** BEGIN **

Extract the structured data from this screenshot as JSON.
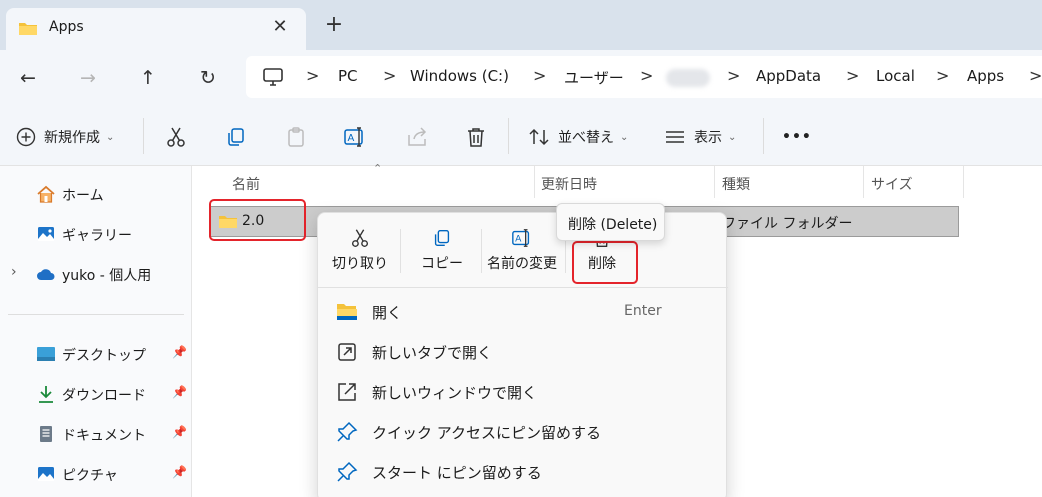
{
  "tab": {
    "title": "Apps",
    "close_glyph": "✕",
    "new_glyph": "+"
  },
  "nav": {
    "back": "←",
    "forward": "→",
    "up": "↑",
    "refresh": "↻"
  },
  "address": {
    "items": [
      "PC",
      "Windows (C:)",
      "ユーザー",
      "",
      "AppData",
      "Local",
      "Apps"
    ],
    "separator": ">",
    "trailing_separator": ">"
  },
  "toolbar": {
    "new_label": "新規作成",
    "sort_label": "並べ替え",
    "view_label": "表示",
    "more_label": "•••",
    "chevron": "⌄"
  },
  "sidebar": {
    "items": [
      {
        "label": "ホーム",
        "icon": "home-icon"
      },
      {
        "label": "ギャラリー",
        "icon": "gallery-icon"
      },
      {
        "label": "yuko - 個人用",
        "icon": "cloud-icon",
        "expander": "›"
      }
    ],
    "pinned": [
      {
        "label": "デスクトップ",
        "icon": "desktop-icon"
      },
      {
        "label": "ダウンロード",
        "icon": "download-icon"
      },
      {
        "label": "ドキュメント",
        "icon": "document-icon"
      },
      {
        "label": "ピクチャ",
        "icon": "picture-icon"
      }
    ],
    "pin_glyph": "📌"
  },
  "columns": {
    "name": "名前",
    "modified": "更新日時",
    "type": "種類",
    "size": "サイズ",
    "sort_glyph": "⌃"
  },
  "rows": [
    {
      "name": "2.0",
      "type": "ファイル フォルダー"
    }
  ],
  "context_menu": {
    "top_actions": [
      {
        "label": "切り取り",
        "icon": "scissors-icon"
      },
      {
        "label": "コピー",
        "icon": "copy-icon"
      },
      {
        "label": "名前の変更",
        "icon": "rename-icon"
      },
      {
        "label": "削除",
        "icon": "trash-icon"
      }
    ],
    "items": [
      {
        "label": "開く",
        "shortcut": "Enter",
        "icon": "folder-open-icon"
      },
      {
        "label": "新しいタブで開く",
        "shortcut": "",
        "icon": "new-tab-icon"
      },
      {
        "label": "新しいウィンドウで開く",
        "shortcut": "",
        "icon": "new-window-icon"
      },
      {
        "label": "クイック アクセスにピン留めする",
        "shortcut": "",
        "icon": "pin-icon"
      },
      {
        "label": "スタート にピン留めする",
        "shortcut": "",
        "icon": "pin-start-icon"
      }
    ]
  },
  "tooltip": {
    "text": "削除 (Delete)"
  },
  "colors": {
    "highlight": "#e4242b",
    "folder": "#f4c23b",
    "accent": "#0067c0"
  }
}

** END **

GOAL> Copy out all the data exactly; skip the pictures.

OUTPUT>
Extract the structured data from this screenshot as JSON.
{
  "tab": {
    "title": "Apps",
    "close_glyph": "✕",
    "new_glyph": "+"
  },
  "nav": {
    "back": "←",
    "forward": "→",
    "up": "↑",
    "refresh": "↻"
  },
  "address": {
    "items": [
      "PC",
      "Windows (C:)",
      "ユーザー",
      "",
      "AppData",
      "Local",
      "Apps"
    ],
    "separator": ">",
    "trailing_separator": ">"
  },
  "toolbar": {
    "new_label": "新規作成",
    "sort_label": "並べ替え",
    "view_label": "表示",
    "more_label": "•••",
    "chevron": "⌄"
  },
  "sidebar": {
    "items": [
      {
        "label": "ホーム",
        "icon": "home-icon"
      },
      {
        "label": "ギャラリー",
        "icon": "gallery-icon"
      },
      {
        "label": "yuko - 個人用",
        "icon": "cloud-icon",
        "expander": "›"
      }
    ],
    "pinned": [
      {
        "label": "デスクトップ",
        "icon": "desktop-icon"
      },
      {
        "label": "ダウンロード",
        "icon": "download-icon"
      },
      {
        "label": "ドキュメント",
        "icon": "document-icon"
      },
      {
        "label": "ピクチャ",
        "icon": "picture-icon"
      }
    ],
    "pin_glyph": "📌"
  },
  "columns": {
    "name": "名前",
    "modified": "更新日時",
    "type": "種類",
    "size": "サイズ",
    "sort_glyph": "⌃"
  },
  "rows": [
    {
      "name": "2.0",
      "type": "ファイル フォルダー"
    }
  ],
  "context_menu": {
    "top_actions": [
      {
        "label": "切り取り",
        "icon": "scissors-icon"
      },
      {
        "label": "コピー",
        "icon": "copy-icon"
      },
      {
        "label": "名前の変更",
        "icon": "rename-icon"
      },
      {
        "label": "削除",
        "icon": "trash-icon"
      }
    ],
    "items": [
      {
        "label": "開く",
        "shortcut": "Enter",
        "icon": "folder-open-icon"
      },
      {
        "label": "新しいタブで開く",
        "shortcut": "",
        "icon": "new-tab-icon"
      },
      {
        "label": "新しいウィンドウで開く",
        "shortcut": "",
        "icon": "new-window-icon"
      },
      {
        "label": "クイック アクセスにピン留めする",
        "shortcut": "",
        "icon": "pin-icon"
      },
      {
        "label": "スタート にピン留めする",
        "shortcut": "",
        "icon": "pin-start-icon"
      }
    ]
  },
  "tooltip": {
    "text": "削除 (Delete)"
  },
  "colors": {
    "highlight": "#e4242b",
    "folder": "#f4c23b",
    "accent": "#0067c0"
  }
}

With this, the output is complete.